Problem: Render the following material again verbatim, leaving nothing out.

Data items
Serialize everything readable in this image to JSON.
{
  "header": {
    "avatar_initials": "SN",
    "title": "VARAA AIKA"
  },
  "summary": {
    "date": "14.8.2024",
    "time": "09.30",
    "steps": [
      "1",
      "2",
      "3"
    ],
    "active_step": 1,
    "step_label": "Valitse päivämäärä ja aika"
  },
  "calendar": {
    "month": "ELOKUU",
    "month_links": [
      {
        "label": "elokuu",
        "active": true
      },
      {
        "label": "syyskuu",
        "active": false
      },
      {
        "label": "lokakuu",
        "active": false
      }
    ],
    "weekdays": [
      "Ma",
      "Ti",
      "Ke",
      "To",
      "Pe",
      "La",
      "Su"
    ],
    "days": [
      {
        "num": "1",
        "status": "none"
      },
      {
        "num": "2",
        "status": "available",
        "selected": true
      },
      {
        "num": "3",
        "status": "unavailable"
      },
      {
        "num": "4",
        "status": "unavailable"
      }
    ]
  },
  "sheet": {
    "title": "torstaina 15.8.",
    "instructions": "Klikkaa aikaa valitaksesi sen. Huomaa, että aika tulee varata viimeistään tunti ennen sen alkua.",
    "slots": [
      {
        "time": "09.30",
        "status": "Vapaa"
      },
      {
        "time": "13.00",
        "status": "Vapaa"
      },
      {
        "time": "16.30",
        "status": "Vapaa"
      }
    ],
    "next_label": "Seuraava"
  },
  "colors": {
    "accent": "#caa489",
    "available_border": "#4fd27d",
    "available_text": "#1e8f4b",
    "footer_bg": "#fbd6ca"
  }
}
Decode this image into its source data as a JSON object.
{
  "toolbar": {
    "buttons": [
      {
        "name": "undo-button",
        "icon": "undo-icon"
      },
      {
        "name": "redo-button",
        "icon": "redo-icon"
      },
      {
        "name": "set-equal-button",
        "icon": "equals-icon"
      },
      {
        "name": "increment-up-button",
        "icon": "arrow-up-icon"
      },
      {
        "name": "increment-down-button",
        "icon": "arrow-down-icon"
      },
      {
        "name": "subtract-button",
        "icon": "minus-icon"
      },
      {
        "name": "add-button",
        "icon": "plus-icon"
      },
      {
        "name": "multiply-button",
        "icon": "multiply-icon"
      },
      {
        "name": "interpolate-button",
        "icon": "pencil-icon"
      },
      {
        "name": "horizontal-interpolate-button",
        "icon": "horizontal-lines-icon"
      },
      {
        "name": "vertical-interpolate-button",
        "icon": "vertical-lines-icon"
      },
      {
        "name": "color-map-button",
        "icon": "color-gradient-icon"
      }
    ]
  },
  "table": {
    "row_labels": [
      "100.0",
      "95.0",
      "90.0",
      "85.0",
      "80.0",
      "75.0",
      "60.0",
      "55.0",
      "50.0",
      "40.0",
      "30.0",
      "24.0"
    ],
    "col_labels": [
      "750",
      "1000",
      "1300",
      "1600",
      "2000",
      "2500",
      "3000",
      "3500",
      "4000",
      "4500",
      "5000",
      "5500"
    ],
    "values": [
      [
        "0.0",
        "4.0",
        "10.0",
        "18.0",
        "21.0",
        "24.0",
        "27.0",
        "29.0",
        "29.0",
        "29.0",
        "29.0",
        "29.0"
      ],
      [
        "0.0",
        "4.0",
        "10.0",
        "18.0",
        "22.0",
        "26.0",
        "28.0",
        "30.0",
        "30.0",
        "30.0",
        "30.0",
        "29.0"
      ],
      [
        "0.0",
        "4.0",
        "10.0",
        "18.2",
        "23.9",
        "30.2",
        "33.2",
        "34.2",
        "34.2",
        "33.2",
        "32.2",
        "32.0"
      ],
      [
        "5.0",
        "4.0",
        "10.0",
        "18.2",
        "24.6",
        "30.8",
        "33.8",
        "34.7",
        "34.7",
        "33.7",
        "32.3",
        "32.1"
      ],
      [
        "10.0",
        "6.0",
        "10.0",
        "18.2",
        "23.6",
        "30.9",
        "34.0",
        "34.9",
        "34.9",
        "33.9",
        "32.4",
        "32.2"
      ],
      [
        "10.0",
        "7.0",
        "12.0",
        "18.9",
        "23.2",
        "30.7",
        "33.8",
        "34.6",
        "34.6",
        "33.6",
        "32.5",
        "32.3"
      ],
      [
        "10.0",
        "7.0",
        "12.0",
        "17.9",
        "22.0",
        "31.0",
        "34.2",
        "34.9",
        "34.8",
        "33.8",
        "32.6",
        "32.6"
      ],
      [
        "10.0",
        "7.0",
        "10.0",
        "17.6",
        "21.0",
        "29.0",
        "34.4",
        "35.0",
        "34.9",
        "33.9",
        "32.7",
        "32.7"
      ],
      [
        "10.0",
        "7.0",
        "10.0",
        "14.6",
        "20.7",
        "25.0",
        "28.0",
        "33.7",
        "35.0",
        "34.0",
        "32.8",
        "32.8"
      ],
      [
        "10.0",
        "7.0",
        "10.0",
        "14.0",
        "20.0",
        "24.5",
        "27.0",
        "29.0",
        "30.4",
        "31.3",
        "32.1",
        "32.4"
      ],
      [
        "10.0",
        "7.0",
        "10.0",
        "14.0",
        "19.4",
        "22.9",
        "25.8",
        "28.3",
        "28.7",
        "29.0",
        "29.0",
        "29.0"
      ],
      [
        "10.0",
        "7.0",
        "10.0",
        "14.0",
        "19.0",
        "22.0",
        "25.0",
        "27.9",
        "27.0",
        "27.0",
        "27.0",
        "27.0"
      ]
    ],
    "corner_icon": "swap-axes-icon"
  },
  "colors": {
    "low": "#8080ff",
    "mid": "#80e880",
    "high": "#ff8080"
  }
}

Result for this task:
Serialize everything readable in this image to JSON.
{
  "header": {
    "avatar_initials": "SN",
    "title": "VARAA AIKA"
  },
  "summary": {
    "date": "14.8.2024",
    "time": "09.30",
    "steps": [
      "1",
      "2",
      "3"
    ],
    "active_step": 1,
    "step_label": "Valitse päivämäärä ja aika"
  },
  "calendar": {
    "month": "ELOKUU",
    "month_links": [
      {
        "label": "elokuu",
        "active": true
      },
      {
        "label": "syyskuu",
        "active": false
      },
      {
        "label": "lokakuu",
        "active": false
      }
    ],
    "weekdays": [
      "Ma",
      "Ti",
      "Ke",
      "To",
      "Pe",
      "La",
      "Su"
    ],
    "days": [
      {
        "num": "1",
        "status": "none"
      },
      {
        "num": "2",
        "status": "available",
        "selected": true
      },
      {
        "num": "3",
        "status": "unavailable"
      },
      {
        "num": "4",
        "status": "unavailable"
      }
    ]
  },
  "sheet": {
    "title": "torstaina 15.8.",
    "instructions": "Klikkaa aikaa valitaksesi sen. Huomaa, että aika tulee varata viimeistään tunti ennen sen alkua.",
    "slots": [
      {
        "time": "09.30",
        "status": "Vapaa"
      },
      {
        "time": "13.00",
        "status": "Vapaa"
      },
      {
        "time": "16.30",
        "status": "Vapaa"
      }
    ],
    "next_label": "Seuraava"
  },
  "colors": {
    "accent": "#caa489",
    "available_border": "#4fd27d",
    "available_text": "#1e8f4b",
    "footer_bg": "#fbd6ca"
  }
}
Decode this image into its source data as a JSON object.
{
  "toolbar": {
    "buttons": [
      {
        "name": "undo-button",
        "icon": "undo-icon"
      },
      {
        "name": "redo-button",
        "icon": "redo-icon"
      },
      {
        "name": "set-equal-button",
        "icon": "equals-icon"
      },
      {
        "name": "increment-up-button",
        "icon": "arrow-up-icon"
      },
      {
        "name": "increment-down-button",
        "icon": "arrow-down-icon"
      },
      {
        "name": "subtract-button",
        "icon": "minus-icon"
      },
      {
        "name": "add-button",
        "icon": "plus-icon"
      },
      {
        "name": "multiply-button",
        "icon": "multiply-icon"
      },
      {
        "name": "interpolate-button",
        "icon": "pencil-icon"
      },
      {
        "name": "horizontal-interpolate-button",
        "icon": "horizontal-lines-icon"
      },
      {
        "name": "vertical-interpolate-button",
        "icon": "vertical-lines-icon"
      },
      {
        "name": "color-map-button",
        "icon": "color-gradient-icon"
      }
    ]
  },
  "table": {
    "row_labels": [
      "100.0",
      "95.0",
      "90.0",
      "85.0",
      "80.0",
      "75.0",
      "60.0",
      "55.0",
      "50.0",
      "40.0",
      "30.0",
      "24.0"
    ],
    "col_labels": [
      "750",
      "1000",
      "1300",
      "1600",
      "2000",
      "2500",
      "3000",
      "3500",
      "4000",
      "4500",
      "5000",
      "5500"
    ],
    "values": [
      [
        "0.0",
        "4.0",
        "10.0",
        "18.0",
        "21.0",
        "24.0",
        "27.0",
        "29.0",
        "29.0",
        "29.0",
        "29.0",
        "29.0"
      ],
      [
        "0.0",
        "4.0",
        "10.0",
        "18.0",
        "22.0",
        "26.0",
        "28.0",
        "30.0",
        "30.0",
        "30.0",
        "30.0",
        "29.0"
      ],
      [
        "0.0",
        "4.0",
        "10.0",
        "18.2",
        "23.9",
        "30.2",
        "33.2",
        "34.2",
        "34.2",
        "33.2",
        "32.2",
        "32.0"
      ],
      [
        "5.0",
        "4.0",
        "10.0",
        "18.2",
        "24.6",
        "30.8",
        "33.8",
        "34.7",
        "34.7",
        "33.7",
        "32.3",
        "32.1"
      ],
      [
        "10.0",
        "6.0",
        "10.0",
        "18.2",
        "23.6",
        "30.9",
        "34.0",
        "34.9",
        "34.9",
        "33.9",
        "32.4",
        "32.2"
      ],
      [
        "10.0",
        "7.0",
        "12.0",
        "18.9",
        "23.2",
        "30.7",
        "33.8",
        "34.6",
        "34.6",
        "33.6",
        "32.5",
        "32.3"
      ],
      [
        "10.0",
        "7.0",
        "12.0",
        "17.9",
        "22.0",
        "31.0",
        "34.2",
        "34.9",
        "34.8",
        "33.8",
        "32.6",
        "32.6"
      ],
      [
        "10.0",
        "7.0",
        "10.0",
        "17.6",
        "21.0",
        "29.0",
        "34.4",
        "35.0",
        "34.9",
        "33.9",
        "32.7",
        "32.7"
      ],
      [
        "10.0",
        "7.0",
        "10.0",
        "14.6",
        "20.7",
        "25.0",
        "28.0",
        "33.7",
        "35.0",
        "34.0",
        "32.8",
        "32.8"
      ],
      [
        "10.0",
        "7.0",
        "10.0",
        "14.0",
        "20.0",
        "24.5",
        "27.0",
        "29.0",
        "30.4",
        "31.3",
        "32.1",
        "32.4"
      ],
      [
        "10.0",
        "7.0",
        "10.0",
        "14.0",
        "19.4",
        "22.9",
        "25.8",
        "28.3",
        "28.7",
        "29.0",
        "29.0",
        "29.0"
      ],
      [
        "10.0",
        "7.0",
        "10.0",
        "14.0",
        "19.0",
        "22.0",
        "25.0",
        "27.9",
        "27.0",
        "27.0",
        "27.0",
        "27.0"
      ]
    ],
    "corner_icon": "swap-axes-icon"
  },
  "colors": {
    "low": "#8080ff",
    "mid": "#80e880",
    "high": "#ff8080"
  }
}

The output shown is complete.